◆ **PROBLEM REQUIREMENTS**
Pull out every line below that holds the word "Betting", matching its case.

◆ **SUPPLIED DATA**
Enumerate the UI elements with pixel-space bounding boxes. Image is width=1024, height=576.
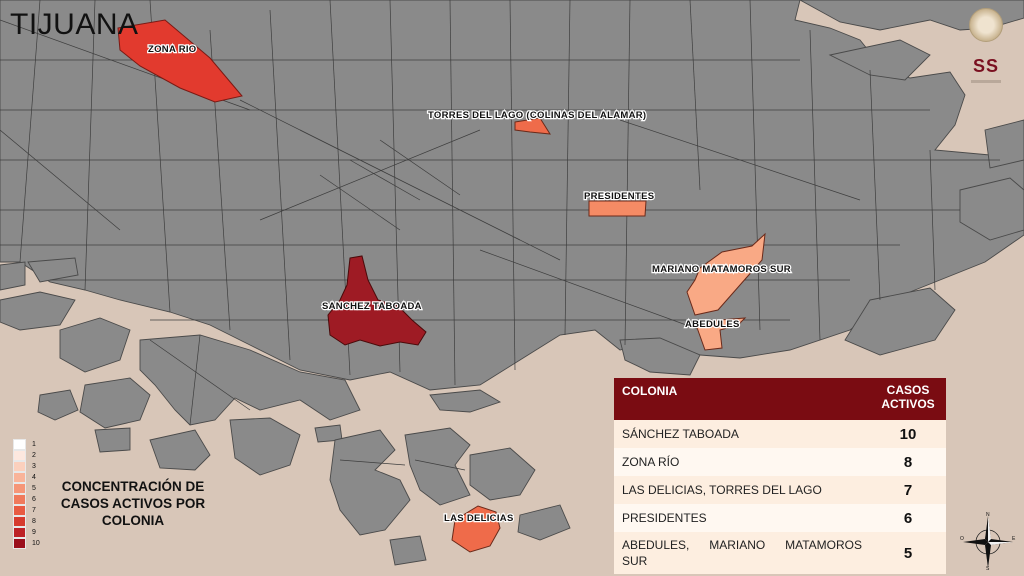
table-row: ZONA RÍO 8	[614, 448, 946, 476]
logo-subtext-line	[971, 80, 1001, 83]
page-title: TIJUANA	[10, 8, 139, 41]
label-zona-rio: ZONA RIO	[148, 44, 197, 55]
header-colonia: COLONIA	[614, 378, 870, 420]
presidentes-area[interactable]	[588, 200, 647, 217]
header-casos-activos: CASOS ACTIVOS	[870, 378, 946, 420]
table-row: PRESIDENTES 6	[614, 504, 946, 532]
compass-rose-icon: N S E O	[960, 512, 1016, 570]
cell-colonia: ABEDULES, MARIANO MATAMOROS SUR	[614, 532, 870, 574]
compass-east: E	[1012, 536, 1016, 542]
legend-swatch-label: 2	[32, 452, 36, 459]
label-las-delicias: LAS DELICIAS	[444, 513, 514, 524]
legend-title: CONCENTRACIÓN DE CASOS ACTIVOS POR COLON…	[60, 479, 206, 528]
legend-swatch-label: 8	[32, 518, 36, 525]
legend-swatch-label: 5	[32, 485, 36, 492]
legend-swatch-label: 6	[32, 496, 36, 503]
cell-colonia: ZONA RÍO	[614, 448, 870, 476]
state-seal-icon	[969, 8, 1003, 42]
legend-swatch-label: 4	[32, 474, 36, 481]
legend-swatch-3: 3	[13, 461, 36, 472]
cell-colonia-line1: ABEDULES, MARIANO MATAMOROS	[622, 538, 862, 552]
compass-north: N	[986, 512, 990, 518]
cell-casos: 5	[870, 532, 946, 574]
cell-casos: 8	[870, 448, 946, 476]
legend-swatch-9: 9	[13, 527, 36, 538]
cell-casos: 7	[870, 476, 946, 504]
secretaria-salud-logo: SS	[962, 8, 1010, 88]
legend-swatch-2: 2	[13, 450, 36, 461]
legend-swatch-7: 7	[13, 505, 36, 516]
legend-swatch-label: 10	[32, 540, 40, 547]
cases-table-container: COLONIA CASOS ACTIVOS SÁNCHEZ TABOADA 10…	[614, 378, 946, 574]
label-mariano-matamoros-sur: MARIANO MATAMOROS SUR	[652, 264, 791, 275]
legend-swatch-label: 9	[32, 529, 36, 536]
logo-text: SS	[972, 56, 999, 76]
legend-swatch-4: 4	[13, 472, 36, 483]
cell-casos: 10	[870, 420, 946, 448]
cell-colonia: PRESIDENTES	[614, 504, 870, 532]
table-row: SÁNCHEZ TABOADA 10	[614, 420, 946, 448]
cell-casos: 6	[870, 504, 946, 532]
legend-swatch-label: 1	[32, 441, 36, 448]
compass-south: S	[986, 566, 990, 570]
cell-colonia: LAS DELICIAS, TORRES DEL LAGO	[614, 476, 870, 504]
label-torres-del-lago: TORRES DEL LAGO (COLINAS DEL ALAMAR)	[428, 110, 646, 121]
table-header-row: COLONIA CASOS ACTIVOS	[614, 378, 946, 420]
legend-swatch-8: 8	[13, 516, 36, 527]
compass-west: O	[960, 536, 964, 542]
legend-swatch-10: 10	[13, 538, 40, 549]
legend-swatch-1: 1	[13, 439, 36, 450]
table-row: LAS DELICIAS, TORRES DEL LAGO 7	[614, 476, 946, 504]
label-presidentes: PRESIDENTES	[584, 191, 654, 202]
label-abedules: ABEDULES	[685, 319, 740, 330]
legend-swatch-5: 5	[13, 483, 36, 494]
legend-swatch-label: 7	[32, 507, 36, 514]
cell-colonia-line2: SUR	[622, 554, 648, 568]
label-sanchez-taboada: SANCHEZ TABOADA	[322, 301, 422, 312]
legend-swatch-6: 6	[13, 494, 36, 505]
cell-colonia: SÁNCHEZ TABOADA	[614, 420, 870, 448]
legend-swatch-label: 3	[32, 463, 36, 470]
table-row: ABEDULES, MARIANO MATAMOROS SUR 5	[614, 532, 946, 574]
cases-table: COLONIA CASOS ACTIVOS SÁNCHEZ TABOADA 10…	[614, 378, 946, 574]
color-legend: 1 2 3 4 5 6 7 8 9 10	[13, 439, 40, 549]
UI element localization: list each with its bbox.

---

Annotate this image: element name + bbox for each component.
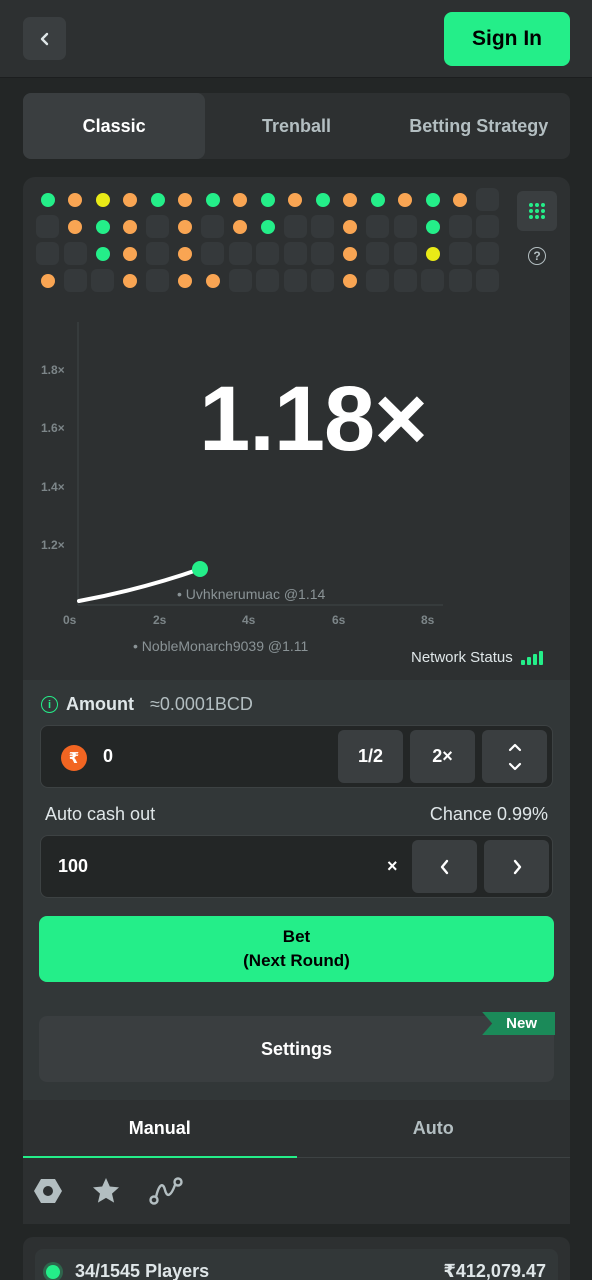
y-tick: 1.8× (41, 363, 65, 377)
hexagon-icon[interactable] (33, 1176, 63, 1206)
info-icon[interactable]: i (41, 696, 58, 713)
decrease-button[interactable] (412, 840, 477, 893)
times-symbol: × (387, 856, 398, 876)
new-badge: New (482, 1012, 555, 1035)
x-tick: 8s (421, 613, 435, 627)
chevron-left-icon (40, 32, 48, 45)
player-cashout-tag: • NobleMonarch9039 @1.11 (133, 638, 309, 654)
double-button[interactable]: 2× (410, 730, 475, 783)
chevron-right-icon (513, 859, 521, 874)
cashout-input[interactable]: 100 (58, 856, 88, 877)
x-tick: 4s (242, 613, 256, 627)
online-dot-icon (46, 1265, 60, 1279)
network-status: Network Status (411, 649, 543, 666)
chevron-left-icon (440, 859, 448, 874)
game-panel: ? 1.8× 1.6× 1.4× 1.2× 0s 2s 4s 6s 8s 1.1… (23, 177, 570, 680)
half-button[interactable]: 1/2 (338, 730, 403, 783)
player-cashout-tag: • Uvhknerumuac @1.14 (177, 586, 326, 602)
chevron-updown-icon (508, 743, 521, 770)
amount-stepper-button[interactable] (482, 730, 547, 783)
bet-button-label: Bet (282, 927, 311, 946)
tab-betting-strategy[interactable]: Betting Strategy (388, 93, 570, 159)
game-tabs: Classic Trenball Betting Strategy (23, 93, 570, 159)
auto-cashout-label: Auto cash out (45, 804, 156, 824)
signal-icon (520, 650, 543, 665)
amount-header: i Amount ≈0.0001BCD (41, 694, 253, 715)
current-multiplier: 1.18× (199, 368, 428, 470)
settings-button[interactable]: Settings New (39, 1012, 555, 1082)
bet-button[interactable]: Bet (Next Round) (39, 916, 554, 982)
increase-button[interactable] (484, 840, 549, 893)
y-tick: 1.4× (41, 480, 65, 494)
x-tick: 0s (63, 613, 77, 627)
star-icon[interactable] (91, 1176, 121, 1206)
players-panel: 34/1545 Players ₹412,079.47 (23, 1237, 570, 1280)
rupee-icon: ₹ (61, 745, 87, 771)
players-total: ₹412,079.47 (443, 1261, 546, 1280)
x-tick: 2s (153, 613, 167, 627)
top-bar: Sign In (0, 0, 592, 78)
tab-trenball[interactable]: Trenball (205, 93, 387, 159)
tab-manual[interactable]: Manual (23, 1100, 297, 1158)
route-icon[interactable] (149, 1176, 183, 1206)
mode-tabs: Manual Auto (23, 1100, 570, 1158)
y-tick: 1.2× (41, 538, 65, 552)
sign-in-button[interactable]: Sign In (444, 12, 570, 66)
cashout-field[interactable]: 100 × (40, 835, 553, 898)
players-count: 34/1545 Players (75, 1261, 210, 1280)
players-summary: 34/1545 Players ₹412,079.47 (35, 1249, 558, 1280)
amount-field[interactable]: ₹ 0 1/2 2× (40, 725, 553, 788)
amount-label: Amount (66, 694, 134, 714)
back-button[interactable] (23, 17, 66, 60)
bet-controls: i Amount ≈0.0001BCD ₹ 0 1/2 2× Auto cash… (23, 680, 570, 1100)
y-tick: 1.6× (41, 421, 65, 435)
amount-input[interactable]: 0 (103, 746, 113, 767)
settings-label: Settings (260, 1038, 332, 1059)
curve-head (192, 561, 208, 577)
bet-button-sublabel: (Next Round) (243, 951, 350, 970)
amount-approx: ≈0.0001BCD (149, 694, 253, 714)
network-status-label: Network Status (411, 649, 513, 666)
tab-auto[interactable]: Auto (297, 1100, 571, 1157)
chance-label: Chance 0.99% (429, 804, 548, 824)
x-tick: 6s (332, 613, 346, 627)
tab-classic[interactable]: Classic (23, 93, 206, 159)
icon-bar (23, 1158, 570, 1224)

◆ **WORKED SOLUTION**
tab-betting-strategy[interactable]: Betting Strategy (388, 93, 570, 159)
game-tabs: Classic Trenball Betting Strategy (23, 93, 570, 159)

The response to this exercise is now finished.